Exercise brief: From the entries that follow, list every line in which the string "intelektualnie" appears.

== Given data ==

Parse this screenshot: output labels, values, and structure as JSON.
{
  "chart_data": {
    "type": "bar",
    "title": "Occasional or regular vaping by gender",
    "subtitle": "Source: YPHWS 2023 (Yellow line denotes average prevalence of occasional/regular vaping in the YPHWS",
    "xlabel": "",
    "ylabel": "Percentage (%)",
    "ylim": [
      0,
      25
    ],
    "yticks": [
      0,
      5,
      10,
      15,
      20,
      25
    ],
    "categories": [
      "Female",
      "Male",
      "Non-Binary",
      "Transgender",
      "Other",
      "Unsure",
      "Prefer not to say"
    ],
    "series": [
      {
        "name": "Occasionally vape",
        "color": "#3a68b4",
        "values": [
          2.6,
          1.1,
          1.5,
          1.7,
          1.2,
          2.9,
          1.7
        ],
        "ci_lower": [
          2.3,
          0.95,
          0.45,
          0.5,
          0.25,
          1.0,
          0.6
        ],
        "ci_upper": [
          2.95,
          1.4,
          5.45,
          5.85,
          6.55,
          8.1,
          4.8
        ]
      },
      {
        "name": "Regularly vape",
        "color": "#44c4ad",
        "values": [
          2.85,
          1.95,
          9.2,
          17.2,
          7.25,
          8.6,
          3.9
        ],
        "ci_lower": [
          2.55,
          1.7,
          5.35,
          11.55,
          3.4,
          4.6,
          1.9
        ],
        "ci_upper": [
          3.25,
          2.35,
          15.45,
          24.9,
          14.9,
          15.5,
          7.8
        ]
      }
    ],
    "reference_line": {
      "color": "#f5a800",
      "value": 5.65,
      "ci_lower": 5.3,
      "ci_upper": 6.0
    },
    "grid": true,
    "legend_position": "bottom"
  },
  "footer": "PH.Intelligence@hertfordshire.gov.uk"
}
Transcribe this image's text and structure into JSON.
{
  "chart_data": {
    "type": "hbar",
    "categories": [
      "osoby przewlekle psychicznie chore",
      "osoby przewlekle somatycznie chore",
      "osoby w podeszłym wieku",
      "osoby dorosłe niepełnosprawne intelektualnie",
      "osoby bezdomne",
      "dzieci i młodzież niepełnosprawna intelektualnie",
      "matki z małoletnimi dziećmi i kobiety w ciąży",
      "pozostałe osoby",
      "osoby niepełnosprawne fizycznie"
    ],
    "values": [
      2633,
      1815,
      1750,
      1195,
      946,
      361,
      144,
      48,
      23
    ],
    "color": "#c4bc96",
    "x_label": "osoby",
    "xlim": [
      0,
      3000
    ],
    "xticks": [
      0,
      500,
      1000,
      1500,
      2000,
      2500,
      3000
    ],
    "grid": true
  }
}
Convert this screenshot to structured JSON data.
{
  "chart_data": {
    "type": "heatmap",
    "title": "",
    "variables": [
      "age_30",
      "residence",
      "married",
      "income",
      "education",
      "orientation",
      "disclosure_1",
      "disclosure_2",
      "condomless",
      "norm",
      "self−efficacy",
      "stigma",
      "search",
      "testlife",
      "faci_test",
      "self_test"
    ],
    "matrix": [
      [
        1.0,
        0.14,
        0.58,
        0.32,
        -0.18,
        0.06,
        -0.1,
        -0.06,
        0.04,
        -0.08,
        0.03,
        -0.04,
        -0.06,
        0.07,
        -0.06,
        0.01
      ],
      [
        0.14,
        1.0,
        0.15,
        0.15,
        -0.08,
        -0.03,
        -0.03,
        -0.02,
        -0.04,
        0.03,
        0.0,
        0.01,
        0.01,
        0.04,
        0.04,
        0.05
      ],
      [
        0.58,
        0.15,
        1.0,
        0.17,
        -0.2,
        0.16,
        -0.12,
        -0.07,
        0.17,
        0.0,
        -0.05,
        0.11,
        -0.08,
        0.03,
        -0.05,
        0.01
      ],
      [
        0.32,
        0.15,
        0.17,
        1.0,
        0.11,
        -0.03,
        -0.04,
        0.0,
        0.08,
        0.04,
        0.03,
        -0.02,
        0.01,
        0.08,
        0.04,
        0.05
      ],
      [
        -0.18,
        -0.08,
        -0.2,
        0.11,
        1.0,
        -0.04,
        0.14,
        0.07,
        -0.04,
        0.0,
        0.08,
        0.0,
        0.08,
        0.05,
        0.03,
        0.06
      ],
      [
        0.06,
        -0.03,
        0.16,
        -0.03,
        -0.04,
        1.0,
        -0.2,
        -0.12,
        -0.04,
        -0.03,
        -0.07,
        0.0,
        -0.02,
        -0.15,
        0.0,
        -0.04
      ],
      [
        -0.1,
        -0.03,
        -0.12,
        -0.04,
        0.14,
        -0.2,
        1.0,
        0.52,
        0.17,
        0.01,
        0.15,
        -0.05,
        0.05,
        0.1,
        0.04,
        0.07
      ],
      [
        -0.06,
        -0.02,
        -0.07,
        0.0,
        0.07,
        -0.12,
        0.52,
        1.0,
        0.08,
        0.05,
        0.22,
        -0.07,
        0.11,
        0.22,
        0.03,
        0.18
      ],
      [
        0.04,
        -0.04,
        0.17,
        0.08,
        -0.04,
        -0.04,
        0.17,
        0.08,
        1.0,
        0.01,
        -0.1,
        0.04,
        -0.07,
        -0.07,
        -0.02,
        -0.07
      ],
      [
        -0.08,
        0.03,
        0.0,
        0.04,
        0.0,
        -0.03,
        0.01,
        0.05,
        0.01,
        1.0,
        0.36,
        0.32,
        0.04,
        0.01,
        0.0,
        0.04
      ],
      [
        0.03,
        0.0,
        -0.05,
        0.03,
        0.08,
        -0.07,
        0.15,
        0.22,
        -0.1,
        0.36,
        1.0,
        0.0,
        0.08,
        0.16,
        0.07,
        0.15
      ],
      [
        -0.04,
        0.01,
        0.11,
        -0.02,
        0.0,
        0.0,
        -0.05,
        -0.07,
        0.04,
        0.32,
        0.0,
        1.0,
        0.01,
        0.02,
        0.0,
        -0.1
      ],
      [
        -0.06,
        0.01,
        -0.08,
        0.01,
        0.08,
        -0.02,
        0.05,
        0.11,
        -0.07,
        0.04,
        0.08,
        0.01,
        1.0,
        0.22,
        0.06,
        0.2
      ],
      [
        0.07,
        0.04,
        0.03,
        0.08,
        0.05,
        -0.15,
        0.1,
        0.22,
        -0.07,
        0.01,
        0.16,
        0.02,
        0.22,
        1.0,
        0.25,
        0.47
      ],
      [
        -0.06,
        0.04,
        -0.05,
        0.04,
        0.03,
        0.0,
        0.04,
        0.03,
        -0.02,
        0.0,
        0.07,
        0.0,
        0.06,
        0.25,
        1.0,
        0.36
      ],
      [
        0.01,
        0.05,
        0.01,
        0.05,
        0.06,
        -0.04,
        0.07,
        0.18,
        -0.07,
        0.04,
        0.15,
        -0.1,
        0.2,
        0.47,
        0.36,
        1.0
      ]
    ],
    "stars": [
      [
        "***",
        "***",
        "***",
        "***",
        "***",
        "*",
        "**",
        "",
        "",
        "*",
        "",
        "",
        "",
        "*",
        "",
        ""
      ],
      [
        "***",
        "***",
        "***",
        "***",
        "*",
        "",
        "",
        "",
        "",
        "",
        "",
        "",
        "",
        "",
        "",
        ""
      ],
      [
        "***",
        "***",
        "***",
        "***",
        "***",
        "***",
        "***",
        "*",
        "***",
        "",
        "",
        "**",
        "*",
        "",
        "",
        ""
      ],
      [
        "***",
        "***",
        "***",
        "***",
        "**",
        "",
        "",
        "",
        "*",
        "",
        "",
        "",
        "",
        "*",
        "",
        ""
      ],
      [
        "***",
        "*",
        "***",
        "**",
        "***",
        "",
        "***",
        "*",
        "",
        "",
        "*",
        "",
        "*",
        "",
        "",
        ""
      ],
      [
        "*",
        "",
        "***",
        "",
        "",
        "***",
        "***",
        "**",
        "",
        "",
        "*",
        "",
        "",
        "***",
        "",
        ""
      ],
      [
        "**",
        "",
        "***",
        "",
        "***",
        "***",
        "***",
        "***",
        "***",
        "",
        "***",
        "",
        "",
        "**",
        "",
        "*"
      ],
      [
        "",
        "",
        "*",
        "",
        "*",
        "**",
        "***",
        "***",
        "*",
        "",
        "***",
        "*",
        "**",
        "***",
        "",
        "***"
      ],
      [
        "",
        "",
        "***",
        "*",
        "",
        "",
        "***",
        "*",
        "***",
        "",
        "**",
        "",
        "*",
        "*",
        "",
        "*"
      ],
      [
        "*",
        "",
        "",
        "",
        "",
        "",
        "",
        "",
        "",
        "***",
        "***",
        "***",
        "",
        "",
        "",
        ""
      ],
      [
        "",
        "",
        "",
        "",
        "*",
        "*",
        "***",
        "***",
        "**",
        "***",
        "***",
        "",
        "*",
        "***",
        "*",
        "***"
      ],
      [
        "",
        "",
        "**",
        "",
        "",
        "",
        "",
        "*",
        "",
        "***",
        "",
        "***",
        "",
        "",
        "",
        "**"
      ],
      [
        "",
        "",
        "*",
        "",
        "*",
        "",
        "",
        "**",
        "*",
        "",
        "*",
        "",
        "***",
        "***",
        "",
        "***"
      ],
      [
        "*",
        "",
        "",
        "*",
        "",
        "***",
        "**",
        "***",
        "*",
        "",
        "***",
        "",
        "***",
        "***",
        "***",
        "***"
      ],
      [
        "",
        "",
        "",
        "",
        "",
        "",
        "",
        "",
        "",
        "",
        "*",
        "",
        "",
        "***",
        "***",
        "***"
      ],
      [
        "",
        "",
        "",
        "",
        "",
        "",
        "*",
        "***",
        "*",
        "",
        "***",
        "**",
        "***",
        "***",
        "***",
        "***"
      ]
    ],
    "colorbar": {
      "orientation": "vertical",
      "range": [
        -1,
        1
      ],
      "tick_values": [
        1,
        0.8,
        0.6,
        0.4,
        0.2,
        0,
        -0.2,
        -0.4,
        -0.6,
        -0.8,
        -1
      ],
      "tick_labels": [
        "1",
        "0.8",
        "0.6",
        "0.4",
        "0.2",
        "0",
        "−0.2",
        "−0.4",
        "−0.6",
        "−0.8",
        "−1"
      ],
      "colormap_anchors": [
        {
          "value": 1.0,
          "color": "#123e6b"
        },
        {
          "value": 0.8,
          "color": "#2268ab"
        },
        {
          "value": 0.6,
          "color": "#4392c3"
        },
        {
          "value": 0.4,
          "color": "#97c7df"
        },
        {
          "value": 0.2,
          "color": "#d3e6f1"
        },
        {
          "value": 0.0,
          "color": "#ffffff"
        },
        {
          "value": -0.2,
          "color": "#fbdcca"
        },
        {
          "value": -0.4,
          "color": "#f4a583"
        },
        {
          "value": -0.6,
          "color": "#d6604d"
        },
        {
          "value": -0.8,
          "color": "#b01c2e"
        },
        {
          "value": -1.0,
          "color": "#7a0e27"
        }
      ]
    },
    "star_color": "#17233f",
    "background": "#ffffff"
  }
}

===

Solution below:
      "osoby dorosłe niepełnosprawne intelektualnie",
      "dzieci i młodzież niepełnosprawna intelektualnie",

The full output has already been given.